• Written exercise:
Repeat each line of the records below exactly as it appears, changing nothing.

Annotated region listings
=-=-=
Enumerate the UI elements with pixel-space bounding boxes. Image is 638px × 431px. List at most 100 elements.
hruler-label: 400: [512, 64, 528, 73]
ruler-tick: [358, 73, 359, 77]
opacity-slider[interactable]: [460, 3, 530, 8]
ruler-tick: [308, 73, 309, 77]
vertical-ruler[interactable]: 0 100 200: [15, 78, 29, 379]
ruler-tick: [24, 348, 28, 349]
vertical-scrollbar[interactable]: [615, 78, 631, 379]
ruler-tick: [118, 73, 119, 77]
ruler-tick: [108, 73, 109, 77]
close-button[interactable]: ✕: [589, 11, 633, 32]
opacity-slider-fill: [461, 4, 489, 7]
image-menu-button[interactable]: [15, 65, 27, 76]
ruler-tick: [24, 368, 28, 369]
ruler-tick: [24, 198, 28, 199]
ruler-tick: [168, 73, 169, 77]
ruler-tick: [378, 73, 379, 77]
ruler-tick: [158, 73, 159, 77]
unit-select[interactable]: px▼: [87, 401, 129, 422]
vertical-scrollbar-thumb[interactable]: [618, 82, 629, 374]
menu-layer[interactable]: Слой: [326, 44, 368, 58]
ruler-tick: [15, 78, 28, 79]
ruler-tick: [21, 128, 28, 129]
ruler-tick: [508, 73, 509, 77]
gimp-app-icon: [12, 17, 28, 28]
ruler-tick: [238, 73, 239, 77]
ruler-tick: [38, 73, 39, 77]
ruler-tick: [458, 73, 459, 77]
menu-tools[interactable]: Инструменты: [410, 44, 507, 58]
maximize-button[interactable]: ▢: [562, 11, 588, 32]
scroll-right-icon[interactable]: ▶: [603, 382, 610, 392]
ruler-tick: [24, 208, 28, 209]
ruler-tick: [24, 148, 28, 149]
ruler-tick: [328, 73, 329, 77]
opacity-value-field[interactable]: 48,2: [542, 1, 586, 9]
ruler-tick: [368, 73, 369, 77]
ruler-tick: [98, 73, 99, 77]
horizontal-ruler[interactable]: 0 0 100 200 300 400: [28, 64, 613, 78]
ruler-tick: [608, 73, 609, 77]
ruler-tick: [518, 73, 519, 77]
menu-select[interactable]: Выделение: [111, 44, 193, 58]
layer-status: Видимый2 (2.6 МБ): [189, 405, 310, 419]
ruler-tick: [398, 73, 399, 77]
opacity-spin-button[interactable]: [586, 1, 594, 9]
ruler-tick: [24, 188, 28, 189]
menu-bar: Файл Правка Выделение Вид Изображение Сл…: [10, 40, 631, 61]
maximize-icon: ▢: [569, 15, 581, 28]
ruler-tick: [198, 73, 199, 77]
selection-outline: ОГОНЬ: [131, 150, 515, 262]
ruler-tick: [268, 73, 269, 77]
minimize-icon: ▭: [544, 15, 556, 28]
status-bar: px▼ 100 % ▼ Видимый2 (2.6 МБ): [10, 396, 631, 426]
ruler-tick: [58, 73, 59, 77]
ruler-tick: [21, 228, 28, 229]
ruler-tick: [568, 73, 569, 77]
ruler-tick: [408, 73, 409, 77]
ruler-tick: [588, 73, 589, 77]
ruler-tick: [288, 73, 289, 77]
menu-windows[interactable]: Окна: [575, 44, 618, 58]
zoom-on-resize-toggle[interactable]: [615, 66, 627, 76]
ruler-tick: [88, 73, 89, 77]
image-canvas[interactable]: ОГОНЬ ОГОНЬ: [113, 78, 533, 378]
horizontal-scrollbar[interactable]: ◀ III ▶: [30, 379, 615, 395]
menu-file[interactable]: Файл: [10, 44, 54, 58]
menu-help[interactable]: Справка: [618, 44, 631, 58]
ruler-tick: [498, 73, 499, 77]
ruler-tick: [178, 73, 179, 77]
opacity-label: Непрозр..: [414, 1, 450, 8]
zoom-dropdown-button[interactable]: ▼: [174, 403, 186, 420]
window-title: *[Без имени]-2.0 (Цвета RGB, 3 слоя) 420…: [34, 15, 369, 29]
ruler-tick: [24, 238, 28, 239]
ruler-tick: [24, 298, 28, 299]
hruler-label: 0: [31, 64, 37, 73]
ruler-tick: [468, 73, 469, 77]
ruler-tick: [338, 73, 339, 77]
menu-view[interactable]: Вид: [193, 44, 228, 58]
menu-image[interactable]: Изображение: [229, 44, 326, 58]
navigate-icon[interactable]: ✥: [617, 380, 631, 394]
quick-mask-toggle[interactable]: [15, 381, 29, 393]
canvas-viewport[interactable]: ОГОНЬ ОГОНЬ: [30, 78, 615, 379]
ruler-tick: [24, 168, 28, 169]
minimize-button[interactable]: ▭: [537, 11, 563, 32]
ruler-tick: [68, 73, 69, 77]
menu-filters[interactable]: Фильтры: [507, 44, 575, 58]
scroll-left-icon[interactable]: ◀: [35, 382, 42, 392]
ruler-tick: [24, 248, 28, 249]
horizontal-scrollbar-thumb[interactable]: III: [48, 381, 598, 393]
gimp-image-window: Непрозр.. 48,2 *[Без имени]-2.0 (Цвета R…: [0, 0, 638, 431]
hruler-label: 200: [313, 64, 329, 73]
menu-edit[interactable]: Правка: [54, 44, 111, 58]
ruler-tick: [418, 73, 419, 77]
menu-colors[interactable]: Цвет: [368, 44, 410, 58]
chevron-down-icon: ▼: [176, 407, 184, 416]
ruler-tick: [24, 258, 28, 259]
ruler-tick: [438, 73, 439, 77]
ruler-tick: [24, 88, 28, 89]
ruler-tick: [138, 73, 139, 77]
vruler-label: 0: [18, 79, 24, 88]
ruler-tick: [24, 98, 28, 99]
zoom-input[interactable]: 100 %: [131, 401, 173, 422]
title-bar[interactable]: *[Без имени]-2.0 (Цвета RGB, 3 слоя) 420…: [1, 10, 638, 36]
=-=-=
• Solution for this task:
Enumerate the UI elements with pixel-space bounding boxes. Image is 638px × 431px. List at most 100 elements.
hruler-label: 400: [512, 64, 528, 73]
ruler-tick: [358, 73, 359, 77]
opacity-slider[interactable]: [460, 3, 530, 8]
ruler-tick: [308, 73, 309, 77]
vertical-ruler[interactable]: 0 100 200: [15, 78, 29, 379]
ruler-tick: [24, 348, 28, 349]
vertical-scrollbar[interactable]: [615, 78, 631, 379]
ruler-tick: [118, 73, 119, 77]
ruler-tick: [108, 73, 109, 77]
close-button[interactable]: ✕: [589, 11, 633, 32]
opacity-slider-fill: [461, 4, 489, 7]
image-menu-button[interactable]: [15, 65, 27, 76]
ruler-tick: [24, 368, 28, 369]
ruler-tick: [24, 198, 28, 199]
ruler-tick: [168, 73, 169, 77]
ruler-tick: [378, 73, 379, 77]
ruler-tick: [158, 73, 159, 77]
unit-select[interactable]: px▼: [87, 401, 129, 422]
vertical-scrollbar-thumb[interactable]: [618, 82, 629, 374]
menu-layer[interactable]: Слой: [326, 44, 368, 58]
ruler-tick: [15, 78, 28, 79]
ruler-tick: [21, 128, 28, 129]
ruler-tick: [508, 73, 509, 77]
gimp-app-icon: [12, 17, 28, 28]
ruler-tick: [238, 73, 239, 77]
ruler-tick: [38, 73, 39, 77]
ruler-tick: [458, 73, 459, 77]
menu-tools[interactable]: Инструменты: [410, 44, 507, 58]
maximize-button[interactable]: ▢: [562, 11, 588, 32]
scroll-right-icon[interactable]: ▶: [603, 382, 610, 392]
ruler-tick: [24, 208, 28, 209]
ruler-tick: [24, 148, 28, 149]
ruler-tick: [328, 73, 329, 77]
opacity-value-field[interactable]: 48,2: [542, 1, 586, 9]
ruler-tick: [368, 73, 369, 77]
ruler-tick: [98, 73, 99, 77]
horizontal-ruler[interactable]: 0 0 100 200 300 400: [28, 64, 613, 78]
ruler-tick: [608, 73, 609, 77]
ruler-tick: [518, 73, 519, 77]
menu-select[interactable]: Выделение: [111, 44, 193, 58]
layer-status: Видимый2 (2.6 МБ): [189, 405, 310, 419]
ruler-tick: [398, 73, 399, 77]
opacity-spin-button[interactable]: [586, 1, 594, 9]
ruler-tick: [24, 188, 28, 189]
menu-bar: Файл Правка Выделение Вид Изображение Сл…: [10, 40, 631, 61]
maximize-icon: ▢: [569, 15, 581, 28]
ruler-tick: [198, 73, 199, 77]
selection-outline: ОГОНЬ: [131, 150, 515, 262]
ruler-tick: [268, 73, 269, 77]
minimize-icon: ▭: [544, 15, 556, 28]
status-bar: px▼ 100 % ▼ Видимый2 (2.6 МБ): [10, 396, 631, 426]
ruler-tick: [58, 73, 59, 77]
ruler-tick: [21, 228, 28, 229]
ruler-tick: [568, 73, 569, 77]
ruler-tick: [408, 73, 409, 77]
ruler-tick: [588, 73, 589, 77]
ruler-tick: [288, 73, 289, 77]
menu-windows[interactable]: Окна: [575, 44, 618, 58]
zoom-on-resize-toggle[interactable]: [615, 66, 627, 76]
ruler-tick: [88, 73, 89, 77]
image-canvas[interactable]: ОГОНЬ ОГОНЬ: [113, 78, 533, 378]
horizontal-scrollbar[interactable]: ◀ III ▶: [30, 379, 615, 395]
menu-file[interactable]: Файл: [10, 44, 54, 58]
menu-help[interactable]: Справка: [618, 44, 631, 58]
ruler-tick: [498, 73, 499, 77]
ruler-tick: [178, 73, 179, 77]
opacity-label: Непрозр..: [414, 1, 450, 8]
zoom-dropdown-button[interactable]: ▼: [174, 403, 186, 420]
window-title: *[Без имени]-2.0 (Цвета RGB, 3 слоя) 420…: [34, 15, 369, 29]
ruler-tick: [24, 238, 28, 239]
ruler-tick: [24, 298, 28, 299]
hruler-label: 0: [31, 64, 37, 73]
ruler-tick: [468, 73, 469, 77]
ruler-tick: [338, 73, 339, 77]
menu-view[interactable]: Вид: [193, 44, 228, 58]
menu-image[interactable]: Изображение: [229, 44, 326, 58]
navigate-icon[interactable]: ✥: [617, 380, 631, 394]
quick-mask-toggle[interactable]: [15, 381, 29, 393]
canvas-viewport[interactable]: ОГОНЬ ОГОНЬ: [30, 78, 615, 379]
ruler-tick: [24, 168, 28, 169]
minimize-button[interactable]: ▭: [537, 11, 563, 32]
ruler-tick: [68, 73, 69, 77]
menu-filters[interactable]: Фильтры: [507, 44, 575, 58]
scroll-left-icon[interactable]: ◀: [35, 382, 42, 392]
ruler-tick: [24, 248, 28, 249]
horizontal-scrollbar-thumb[interactable]: III: [48, 381, 598, 393]
gimp-image-window: Непрозр.. 48,2 *[Без имени]-2.0 (Цвета R…: [0, 0, 638, 431]
hruler-label: 200: [313, 64, 329, 73]
menu-edit[interactable]: Правка: [54, 44, 111, 58]
ruler-tick: [418, 73, 419, 77]
menu-colors[interactable]: Цвет: [368, 44, 410, 58]
chevron-down-icon: ▼: [176, 407, 184, 416]
ruler-tick: [24, 258, 28, 259]
ruler-tick: [438, 73, 439, 77]
ruler-tick: [24, 88, 28, 89]
ruler-tick: [138, 73, 139, 77]
vruler-label: 0: [18, 79, 24, 88]
ruler-tick: [24, 98, 28, 99]
zoom-input[interactable]: 100 %: [131, 401, 173, 422]
title-bar[interactable]: *[Без имени]-2.0 (Цвета RGB, 3 слоя) 420…: [1, 10, 638, 36]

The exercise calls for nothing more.